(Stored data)
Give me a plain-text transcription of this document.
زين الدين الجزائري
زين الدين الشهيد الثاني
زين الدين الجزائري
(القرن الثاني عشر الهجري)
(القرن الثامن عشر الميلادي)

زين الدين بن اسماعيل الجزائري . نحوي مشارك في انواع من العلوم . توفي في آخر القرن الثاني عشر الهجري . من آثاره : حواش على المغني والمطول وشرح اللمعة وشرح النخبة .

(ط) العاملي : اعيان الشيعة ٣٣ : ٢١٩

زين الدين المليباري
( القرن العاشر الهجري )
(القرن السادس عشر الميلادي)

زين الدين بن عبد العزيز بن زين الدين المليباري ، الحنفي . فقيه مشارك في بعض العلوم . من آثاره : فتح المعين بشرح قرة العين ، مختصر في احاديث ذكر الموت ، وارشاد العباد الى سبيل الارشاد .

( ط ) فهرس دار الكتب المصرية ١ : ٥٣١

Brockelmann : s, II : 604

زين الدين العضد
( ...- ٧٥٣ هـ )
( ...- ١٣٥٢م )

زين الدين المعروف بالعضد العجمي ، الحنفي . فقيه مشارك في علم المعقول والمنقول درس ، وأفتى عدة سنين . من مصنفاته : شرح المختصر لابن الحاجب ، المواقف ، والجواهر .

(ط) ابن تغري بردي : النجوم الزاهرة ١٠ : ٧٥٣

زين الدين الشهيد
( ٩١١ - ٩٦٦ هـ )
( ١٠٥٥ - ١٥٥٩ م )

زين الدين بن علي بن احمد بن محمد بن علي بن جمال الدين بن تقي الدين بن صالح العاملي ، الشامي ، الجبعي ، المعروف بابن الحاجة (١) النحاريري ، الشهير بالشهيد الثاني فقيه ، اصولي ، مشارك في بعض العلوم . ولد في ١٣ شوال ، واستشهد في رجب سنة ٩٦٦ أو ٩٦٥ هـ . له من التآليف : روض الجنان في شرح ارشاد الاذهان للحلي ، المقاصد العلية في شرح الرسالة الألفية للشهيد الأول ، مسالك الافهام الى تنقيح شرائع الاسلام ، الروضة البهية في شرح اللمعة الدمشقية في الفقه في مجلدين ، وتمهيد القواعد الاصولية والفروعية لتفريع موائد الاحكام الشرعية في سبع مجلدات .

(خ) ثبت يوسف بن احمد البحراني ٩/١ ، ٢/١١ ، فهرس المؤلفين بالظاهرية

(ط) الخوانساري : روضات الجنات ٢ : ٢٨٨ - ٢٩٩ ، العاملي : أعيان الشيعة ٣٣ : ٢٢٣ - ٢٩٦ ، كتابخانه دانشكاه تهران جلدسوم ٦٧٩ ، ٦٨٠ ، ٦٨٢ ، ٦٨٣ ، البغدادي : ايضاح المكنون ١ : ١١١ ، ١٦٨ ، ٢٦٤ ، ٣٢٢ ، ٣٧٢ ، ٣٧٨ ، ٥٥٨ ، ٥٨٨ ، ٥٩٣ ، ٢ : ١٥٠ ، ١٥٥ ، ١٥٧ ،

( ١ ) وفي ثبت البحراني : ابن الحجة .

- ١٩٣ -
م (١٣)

- EXERCISE BRIEF -
Repeat the entries exactly, all of them.

- RESULT OF THE TASK -
Give me a plain-text transcription of this document.
زين الدين الجزائري
زين الدين الشهيد الثاني
زين الدين الجزائري
(القرن الثاني عشر الهجري)
(القرن الثامن عشر الميلادي)

زين الدين بن اسماعيل الجزائري . نحوي مشارك في انواع من العلوم . توفي في آخر القرن الثاني عشر الهجري . من آثاره : حواش على المغني والمطول وشرح اللمعة وشرح النخبة .

(ط) العاملي : اعيان الشيعة ٣٣ : ٢١٩

زين الدين المليباري
( القرن العاشر الهجري )
(القرن السادس عشر الميلادي)

زين الدين بن عبد العزيز بن زين الدين المليباري ، الحنفي . فقيه مشارك في بعض العلوم . من آثاره : فتح المعين بشرح قرة العين ، مختصر في احاديث ذكر الموت ، وارشاد العباد الى سبيل الارشاد .

( ط ) فهرس دار الكتب المصرية ١ : ٥٣١

Brockelmann : s, II : 604

زين الدين العضد
( ...- ٧٥٣ هـ )
( ...- ١٣٥٢م )

زين الدين المعروف بالعضد العجمي ، الحنفي . فقيه مشارك في علم المعقول والمنقول درس ، وأفتى عدة سنين . من مصنفاته : شرح المختصر لابن الحاجب ، المواقف ، والجواهر .

(ط) ابن تغري بردي : النجوم الزاهرة ١٠ : ٧٥٣

زين الدين الشهيد
( ٩١١ - ٩٦٦ هـ )
( ١٠٥٥ - ١٥٥٩ م )

زين الدين بن علي بن احمد بن محمد بن علي بن جمال الدين بن تقي الدين بن صالح العاملي ، الشامي ، الجبعي ، المعروف بابن الحاجة (١) النحاريري ، الشهير بالشهيد الثاني فقيه ، اصولي ، مشارك في بعض العلوم . ولد في ١٣ شوال ، واستشهد في رجب سنة ٩٦٦ أو ٩٦٥ هـ . له من التآليف : روض الجنان في شرح ارشاد الاذهان للحلي ، المقاصد العلية في شرح الرسالة الألفية للشهيد الأول ، مسالك الافهام الى تنقيح شرائع الاسلام ، الروضة البهية في شرح اللمعة الدمشقية في الفقه في مجلدين ، وتمهيد القواعد الاصولية والفروعية لتفريع موائد الاحكام الشرعية في سبع مجلدات .

(خ) ثبت يوسف بن احمد البحراني ٩/١ ، ٢/١١ ، فهرس المؤلفين بالظاهرية

(ط) الخوانساري : روضات الجنات ٢ : ٢٨٨ - ٢٩٩ ، العاملي : أعيان الشيعة ٣٣ : ٢٢٣ - ٢٩٦ ، كتابخانه دانشكاه تهران جلدسوم ٦٧٩ ، ٦٨٠ ، ٦٨٢ ، ٦٨٣ ، البغدادي : ايضاح المكنون ١ : ١١١ ، ١٦٨ ، ٢٦٤ ، ٣٢٢ ، ٣٧٢ ، ٣٧٨ ، ٥٥٨ ، ٥٨٨ ، ٥٩٣ ، ٢ : ١٥٠ ، ١٥٥ ، ١٥٧ ،

( ١ ) وفي ثبت البحراني : ابن الحجة .

- ١٩٣ -
م (١٣)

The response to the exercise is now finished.